AVAILABLE DATA –
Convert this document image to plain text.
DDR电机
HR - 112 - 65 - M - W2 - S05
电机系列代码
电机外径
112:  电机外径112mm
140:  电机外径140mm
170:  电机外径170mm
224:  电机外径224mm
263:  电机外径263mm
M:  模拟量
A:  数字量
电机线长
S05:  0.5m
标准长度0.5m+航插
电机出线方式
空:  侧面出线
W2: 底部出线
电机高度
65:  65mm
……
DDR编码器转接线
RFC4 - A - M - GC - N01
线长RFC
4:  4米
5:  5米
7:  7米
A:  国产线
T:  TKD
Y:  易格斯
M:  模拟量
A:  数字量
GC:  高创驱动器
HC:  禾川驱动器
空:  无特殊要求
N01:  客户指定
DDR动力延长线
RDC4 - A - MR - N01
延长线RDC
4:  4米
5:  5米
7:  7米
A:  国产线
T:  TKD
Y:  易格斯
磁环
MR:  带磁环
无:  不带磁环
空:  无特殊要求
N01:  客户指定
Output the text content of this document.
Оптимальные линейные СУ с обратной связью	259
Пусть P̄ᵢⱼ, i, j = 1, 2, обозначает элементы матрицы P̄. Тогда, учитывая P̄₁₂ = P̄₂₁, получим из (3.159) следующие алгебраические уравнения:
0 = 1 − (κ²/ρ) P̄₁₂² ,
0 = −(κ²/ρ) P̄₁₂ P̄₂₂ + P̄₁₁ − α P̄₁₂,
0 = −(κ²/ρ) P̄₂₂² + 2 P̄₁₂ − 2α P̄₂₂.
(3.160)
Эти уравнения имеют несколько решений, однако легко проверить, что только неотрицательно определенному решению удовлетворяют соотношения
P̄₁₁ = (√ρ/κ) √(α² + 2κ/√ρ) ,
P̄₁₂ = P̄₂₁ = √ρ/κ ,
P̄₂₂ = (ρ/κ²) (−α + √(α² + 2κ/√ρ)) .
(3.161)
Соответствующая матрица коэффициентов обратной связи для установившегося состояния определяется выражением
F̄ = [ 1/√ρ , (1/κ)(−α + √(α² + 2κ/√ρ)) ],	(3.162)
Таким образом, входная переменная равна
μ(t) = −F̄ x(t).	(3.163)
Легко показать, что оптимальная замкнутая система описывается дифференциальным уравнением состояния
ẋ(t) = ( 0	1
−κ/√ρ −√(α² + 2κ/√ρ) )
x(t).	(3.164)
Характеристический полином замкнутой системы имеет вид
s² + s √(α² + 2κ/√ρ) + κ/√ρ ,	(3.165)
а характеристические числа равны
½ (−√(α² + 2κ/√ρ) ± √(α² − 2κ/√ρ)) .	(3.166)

TASK –
Return each full line of the entries that contains the word "document".

EXERCISE OUTPUT –
Convert this document image to plain text.
Output the text content of this document.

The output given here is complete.